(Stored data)
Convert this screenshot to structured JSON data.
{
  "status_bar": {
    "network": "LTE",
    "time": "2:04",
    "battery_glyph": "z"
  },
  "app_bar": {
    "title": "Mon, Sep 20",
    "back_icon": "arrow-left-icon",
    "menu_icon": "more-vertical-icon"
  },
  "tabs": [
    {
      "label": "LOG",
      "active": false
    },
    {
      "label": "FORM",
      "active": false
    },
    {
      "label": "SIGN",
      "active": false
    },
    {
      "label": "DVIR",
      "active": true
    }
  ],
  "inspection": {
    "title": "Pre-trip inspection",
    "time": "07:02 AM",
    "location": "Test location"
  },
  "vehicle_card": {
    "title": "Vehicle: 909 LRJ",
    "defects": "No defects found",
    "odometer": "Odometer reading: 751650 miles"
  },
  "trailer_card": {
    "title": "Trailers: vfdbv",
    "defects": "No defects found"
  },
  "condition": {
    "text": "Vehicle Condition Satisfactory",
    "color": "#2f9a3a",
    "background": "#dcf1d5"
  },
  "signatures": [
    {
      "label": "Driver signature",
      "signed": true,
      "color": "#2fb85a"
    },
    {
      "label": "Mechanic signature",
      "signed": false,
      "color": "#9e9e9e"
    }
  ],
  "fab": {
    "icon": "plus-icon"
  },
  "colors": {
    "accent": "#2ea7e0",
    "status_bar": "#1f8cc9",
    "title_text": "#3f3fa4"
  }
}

REQUIREMENT: Copy out every entry again, exactly as it was given.

RESULT OF THE EXERCISE:
Convert this screenshot to structured JSON data.
{
  "status_bar": {
    "network": "LTE",
    "time": "2:04",
    "battery_glyph": "z"
  },
  "app_bar": {
    "title": "Mon, Sep 20",
    "back_icon": "arrow-left-icon",
    "menu_icon": "more-vertical-icon"
  },
  "tabs": [
    {
      "label": "LOG",
      "active": false
    },
    {
      "label": "FORM",
      "active": false
    },
    {
      "label": "SIGN",
      "active": false
    },
    {
      "label": "DVIR",
      "active": true
    }
  ],
  "inspection": {
    "title": "Pre-trip inspection",
    "time": "07:02 AM",
    "location": "Test location"
  },
  "vehicle_card": {
    "title": "Vehicle: 909 LRJ",
    "defects": "No defects found",
    "odometer": "Odometer reading: 751650 miles"
  },
  "trailer_card": {
    "title": "Trailers: vfdbv",
    "defects": "No defects found"
  },
  "condition": {
    "text": "Vehicle Condition Satisfactory",
    "color": "#2f9a3a",
    "background": "#dcf1d5"
  },
  "signatures": [
    {
      "label": "Driver signature",
      "signed": true,
      "color": "#2fb85a"
    },
    {
      "label": "Mechanic signature",
      "signed": false,
      "color": "#9e9e9e"
    }
  ],
  "fab": {
    "icon": "plus-icon"
  },
  "colors": {
    "accent": "#2ea7e0",
    "status_bar": "#1f8cc9",
    "title_text": "#3f3fa4"
  }
}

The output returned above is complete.